• _Written problem_: Reproduce exactly the line in which "Decode this image" occurs and all the lines after it, ending with the last line.
□ □ □ □
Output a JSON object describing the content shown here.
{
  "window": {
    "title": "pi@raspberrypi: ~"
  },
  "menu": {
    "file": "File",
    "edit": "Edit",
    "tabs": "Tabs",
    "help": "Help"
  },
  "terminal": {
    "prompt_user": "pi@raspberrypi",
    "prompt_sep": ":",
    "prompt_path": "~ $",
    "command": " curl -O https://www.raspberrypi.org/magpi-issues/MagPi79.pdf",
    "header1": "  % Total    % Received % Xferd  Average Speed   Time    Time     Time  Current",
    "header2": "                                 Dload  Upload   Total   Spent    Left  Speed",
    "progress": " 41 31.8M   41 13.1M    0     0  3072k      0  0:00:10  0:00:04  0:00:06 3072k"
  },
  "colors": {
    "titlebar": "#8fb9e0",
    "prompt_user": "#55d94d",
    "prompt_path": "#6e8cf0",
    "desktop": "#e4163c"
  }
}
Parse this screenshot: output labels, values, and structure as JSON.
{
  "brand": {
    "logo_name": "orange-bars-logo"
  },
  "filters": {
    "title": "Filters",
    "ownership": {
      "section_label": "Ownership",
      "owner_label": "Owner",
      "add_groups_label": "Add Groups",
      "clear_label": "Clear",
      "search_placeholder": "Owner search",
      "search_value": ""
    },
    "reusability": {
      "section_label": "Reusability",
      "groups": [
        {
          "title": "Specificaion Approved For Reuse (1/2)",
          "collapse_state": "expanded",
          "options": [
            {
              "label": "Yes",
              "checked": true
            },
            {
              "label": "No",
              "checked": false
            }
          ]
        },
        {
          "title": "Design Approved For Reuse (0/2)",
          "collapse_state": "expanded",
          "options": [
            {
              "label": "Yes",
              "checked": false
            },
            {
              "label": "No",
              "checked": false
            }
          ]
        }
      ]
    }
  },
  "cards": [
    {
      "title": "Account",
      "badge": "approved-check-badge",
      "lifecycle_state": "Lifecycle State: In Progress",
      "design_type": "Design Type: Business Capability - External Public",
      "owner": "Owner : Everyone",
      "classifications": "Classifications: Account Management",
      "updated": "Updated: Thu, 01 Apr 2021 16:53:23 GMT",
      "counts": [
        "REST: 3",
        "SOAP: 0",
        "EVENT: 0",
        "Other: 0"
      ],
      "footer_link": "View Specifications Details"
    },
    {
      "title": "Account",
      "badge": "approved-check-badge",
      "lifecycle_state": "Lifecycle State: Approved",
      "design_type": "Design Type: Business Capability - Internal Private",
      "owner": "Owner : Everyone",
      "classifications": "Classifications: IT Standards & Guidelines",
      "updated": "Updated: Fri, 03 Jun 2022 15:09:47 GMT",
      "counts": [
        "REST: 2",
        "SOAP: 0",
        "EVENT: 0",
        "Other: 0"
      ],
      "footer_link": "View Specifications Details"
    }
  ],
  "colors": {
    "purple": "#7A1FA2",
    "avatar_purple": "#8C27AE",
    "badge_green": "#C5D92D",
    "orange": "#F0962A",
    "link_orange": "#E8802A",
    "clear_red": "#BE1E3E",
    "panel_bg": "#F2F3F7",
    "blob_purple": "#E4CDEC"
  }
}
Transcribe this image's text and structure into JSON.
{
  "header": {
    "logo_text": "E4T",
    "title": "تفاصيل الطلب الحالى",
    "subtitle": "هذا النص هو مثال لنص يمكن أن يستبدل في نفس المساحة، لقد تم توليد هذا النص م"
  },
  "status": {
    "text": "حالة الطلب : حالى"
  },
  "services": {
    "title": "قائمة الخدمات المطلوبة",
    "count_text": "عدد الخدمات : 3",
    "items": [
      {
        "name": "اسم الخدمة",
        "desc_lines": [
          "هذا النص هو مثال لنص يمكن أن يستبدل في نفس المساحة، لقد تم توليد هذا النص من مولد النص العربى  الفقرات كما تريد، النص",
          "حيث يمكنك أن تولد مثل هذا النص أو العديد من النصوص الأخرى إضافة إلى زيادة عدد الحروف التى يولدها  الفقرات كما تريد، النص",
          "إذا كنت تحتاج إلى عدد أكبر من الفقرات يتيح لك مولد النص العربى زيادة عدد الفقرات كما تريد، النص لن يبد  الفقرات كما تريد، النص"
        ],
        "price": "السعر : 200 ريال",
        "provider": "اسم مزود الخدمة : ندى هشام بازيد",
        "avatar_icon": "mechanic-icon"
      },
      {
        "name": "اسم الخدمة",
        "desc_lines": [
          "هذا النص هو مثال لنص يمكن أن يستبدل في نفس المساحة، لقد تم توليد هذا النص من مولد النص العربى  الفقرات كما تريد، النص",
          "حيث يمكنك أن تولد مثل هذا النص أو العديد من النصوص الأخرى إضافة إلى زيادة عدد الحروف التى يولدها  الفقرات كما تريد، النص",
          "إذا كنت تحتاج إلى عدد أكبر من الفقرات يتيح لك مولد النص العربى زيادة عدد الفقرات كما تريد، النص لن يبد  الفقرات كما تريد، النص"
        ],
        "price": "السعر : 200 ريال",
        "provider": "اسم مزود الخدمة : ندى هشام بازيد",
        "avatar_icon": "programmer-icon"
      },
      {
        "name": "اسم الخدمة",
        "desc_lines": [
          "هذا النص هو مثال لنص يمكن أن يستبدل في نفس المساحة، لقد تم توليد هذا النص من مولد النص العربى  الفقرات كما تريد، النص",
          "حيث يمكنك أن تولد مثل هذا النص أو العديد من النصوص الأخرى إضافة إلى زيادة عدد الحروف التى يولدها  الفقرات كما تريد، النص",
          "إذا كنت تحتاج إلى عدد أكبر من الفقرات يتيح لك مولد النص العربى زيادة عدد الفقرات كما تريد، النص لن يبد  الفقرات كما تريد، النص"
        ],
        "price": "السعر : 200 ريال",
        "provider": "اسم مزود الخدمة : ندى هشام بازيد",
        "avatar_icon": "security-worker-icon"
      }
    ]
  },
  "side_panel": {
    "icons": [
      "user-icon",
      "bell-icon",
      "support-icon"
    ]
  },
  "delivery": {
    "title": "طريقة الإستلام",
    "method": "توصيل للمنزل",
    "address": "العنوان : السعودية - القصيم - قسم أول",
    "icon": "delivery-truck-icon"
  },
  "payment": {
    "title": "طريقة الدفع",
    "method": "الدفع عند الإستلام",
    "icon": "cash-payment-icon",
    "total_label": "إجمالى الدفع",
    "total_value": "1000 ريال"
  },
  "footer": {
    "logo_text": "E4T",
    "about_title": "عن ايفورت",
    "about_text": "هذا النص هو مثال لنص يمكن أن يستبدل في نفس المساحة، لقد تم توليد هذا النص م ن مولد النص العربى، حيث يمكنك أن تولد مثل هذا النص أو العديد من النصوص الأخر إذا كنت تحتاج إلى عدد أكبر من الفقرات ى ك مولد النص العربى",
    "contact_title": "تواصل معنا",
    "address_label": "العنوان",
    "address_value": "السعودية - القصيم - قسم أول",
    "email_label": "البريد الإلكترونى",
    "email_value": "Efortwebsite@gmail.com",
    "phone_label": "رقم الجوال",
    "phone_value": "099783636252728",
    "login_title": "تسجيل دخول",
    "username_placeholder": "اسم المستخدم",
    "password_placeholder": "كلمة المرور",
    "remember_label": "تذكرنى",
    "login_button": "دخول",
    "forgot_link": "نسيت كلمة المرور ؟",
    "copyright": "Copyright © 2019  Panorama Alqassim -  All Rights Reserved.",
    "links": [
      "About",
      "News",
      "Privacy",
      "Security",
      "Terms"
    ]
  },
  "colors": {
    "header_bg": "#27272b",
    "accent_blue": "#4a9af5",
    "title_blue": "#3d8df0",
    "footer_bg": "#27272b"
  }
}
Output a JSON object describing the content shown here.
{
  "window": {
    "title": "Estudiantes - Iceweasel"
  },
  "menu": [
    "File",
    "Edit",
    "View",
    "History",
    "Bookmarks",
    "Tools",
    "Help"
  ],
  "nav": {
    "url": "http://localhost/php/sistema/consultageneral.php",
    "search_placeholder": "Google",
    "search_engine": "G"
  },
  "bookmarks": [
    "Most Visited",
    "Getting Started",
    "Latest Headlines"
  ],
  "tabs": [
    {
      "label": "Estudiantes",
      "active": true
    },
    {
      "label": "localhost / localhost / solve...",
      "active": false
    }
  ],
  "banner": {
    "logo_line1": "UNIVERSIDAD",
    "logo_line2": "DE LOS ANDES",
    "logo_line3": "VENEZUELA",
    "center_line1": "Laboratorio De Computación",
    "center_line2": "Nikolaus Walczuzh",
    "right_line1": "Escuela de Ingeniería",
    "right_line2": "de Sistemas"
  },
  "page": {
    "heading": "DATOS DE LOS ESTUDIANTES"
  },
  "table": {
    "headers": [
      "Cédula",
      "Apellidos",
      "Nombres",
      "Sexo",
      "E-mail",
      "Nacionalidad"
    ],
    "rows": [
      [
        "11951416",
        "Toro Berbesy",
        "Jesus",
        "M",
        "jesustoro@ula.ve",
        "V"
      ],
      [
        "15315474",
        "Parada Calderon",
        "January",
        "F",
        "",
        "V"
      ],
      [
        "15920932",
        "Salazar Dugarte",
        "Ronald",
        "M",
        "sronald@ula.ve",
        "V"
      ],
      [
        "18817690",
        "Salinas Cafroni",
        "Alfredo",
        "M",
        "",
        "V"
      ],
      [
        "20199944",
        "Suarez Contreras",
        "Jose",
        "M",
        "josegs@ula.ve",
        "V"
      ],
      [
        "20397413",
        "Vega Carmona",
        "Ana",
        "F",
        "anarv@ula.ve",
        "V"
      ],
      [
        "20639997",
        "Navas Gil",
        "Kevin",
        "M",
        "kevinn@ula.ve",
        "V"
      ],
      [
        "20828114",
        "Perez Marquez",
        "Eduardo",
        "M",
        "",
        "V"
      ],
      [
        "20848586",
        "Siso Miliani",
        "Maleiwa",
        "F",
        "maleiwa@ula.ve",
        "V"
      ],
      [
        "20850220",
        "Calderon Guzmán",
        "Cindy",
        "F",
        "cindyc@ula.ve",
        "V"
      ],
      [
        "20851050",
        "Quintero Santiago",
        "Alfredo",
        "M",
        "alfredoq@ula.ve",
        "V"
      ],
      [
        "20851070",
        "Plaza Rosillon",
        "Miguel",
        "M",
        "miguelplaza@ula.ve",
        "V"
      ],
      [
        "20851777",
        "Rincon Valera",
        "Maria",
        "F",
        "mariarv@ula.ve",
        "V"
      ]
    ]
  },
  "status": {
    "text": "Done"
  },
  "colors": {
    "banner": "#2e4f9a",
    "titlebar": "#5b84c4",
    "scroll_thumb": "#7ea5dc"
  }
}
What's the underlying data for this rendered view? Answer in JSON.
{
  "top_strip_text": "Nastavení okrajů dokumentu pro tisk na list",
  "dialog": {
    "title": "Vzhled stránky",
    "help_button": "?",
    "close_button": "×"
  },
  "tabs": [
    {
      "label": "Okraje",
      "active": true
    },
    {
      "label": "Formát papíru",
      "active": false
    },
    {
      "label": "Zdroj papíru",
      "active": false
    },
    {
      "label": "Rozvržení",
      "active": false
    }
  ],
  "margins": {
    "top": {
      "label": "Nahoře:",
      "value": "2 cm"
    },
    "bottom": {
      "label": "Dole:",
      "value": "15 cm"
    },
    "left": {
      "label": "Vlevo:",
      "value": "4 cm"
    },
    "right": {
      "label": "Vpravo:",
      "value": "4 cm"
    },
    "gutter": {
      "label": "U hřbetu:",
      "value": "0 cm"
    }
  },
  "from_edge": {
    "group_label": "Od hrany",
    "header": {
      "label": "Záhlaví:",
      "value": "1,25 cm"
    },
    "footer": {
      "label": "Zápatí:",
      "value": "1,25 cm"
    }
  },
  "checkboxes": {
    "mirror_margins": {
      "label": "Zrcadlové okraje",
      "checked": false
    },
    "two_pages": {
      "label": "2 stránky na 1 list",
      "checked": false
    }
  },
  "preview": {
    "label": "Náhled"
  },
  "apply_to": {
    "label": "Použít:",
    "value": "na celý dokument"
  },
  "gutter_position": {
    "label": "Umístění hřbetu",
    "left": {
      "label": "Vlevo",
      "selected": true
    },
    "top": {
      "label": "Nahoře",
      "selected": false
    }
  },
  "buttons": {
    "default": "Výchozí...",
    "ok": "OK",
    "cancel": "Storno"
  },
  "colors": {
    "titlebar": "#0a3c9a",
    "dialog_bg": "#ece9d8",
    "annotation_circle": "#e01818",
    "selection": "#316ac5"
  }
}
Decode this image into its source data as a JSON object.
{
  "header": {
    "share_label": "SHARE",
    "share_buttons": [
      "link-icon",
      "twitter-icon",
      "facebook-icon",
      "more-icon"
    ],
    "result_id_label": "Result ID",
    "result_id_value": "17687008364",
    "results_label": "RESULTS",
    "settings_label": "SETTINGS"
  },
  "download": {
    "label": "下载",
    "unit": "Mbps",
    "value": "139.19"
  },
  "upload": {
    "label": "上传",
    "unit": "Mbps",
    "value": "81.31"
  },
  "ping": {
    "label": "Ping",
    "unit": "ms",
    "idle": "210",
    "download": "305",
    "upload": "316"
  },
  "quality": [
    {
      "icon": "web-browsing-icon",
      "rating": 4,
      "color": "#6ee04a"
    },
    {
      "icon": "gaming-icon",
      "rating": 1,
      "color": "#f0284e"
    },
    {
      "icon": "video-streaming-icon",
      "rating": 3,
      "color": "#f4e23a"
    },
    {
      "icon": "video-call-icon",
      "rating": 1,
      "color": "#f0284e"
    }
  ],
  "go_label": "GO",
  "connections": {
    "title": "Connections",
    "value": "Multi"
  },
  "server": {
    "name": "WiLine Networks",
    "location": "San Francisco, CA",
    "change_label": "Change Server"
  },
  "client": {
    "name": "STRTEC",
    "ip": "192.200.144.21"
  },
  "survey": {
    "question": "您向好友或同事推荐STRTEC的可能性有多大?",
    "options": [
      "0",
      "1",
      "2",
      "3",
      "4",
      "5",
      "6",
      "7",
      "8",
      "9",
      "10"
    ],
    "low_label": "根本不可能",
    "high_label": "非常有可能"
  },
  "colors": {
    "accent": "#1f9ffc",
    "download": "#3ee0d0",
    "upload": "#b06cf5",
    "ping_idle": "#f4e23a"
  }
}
□ □ □ □
• _Answer in full_:
Decode this image into its source data as a JSON object.
{
  "header": {
    "share_label": "SHARE",
    "share_buttons": [
      "link-icon",
      "twitter-icon",
      "facebook-icon",
      "more-icon"
    ],
    "result_id_label": "Result ID",
    "result_id_value": "17687008364",
    "results_label": "RESULTS",
    "settings_label": "SETTINGS"
  },
  "download": {
    "label": "下载",
    "unit": "Mbps",
    "value": "139.19"
  },
  "upload": {
    "label": "上传",
    "unit": "Mbps",
    "value": "81.31"
  },
  "ping": {
    "label": "Ping",
    "unit": "ms",
    "idle": "210",
    "download": "305",
    "upload": "316"
  },
  "quality": [
    {
      "icon": "web-browsing-icon",
      "rating": 4,
      "color": "#6ee04a"
    },
    {
      "icon": "gaming-icon",
      "rating": 1,
      "color": "#f0284e"
    },
    {
      "icon": "video-streaming-icon",
      "rating": 3,
      "color": "#f4e23a"
    },
    {
      "icon": "video-call-icon",
      "rating": 1,
      "color": "#f0284e"
    }
  ],
  "go_label": "GO",
  "connections": {
    "title": "Connections",
    "value": "Multi"
  },
  "server": {
    "name": "WiLine Networks",
    "location": "San Francisco, CA",
    "change_label": "Change Server"
  },
  "client": {
    "name": "STRTEC",
    "ip": "192.200.144.21"
  },
  "survey": {
    "question": "您向好友或同事推荐STRTEC的可能性有多大?",
    "options": [
      "0",
      "1",
      "2",
      "3",
      "4",
      "5",
      "6",
      "7",
      "8",
      "9",
      "10"
    ],
    "low_label": "根本不可能",
    "high_label": "非常有可能"
  },
  "colors": {
    "accent": "#1f9ffc",
    "download": "#3ee0d0",
    "upload": "#b06cf5",
    "ping_idle": "#f4e23a"
  }
}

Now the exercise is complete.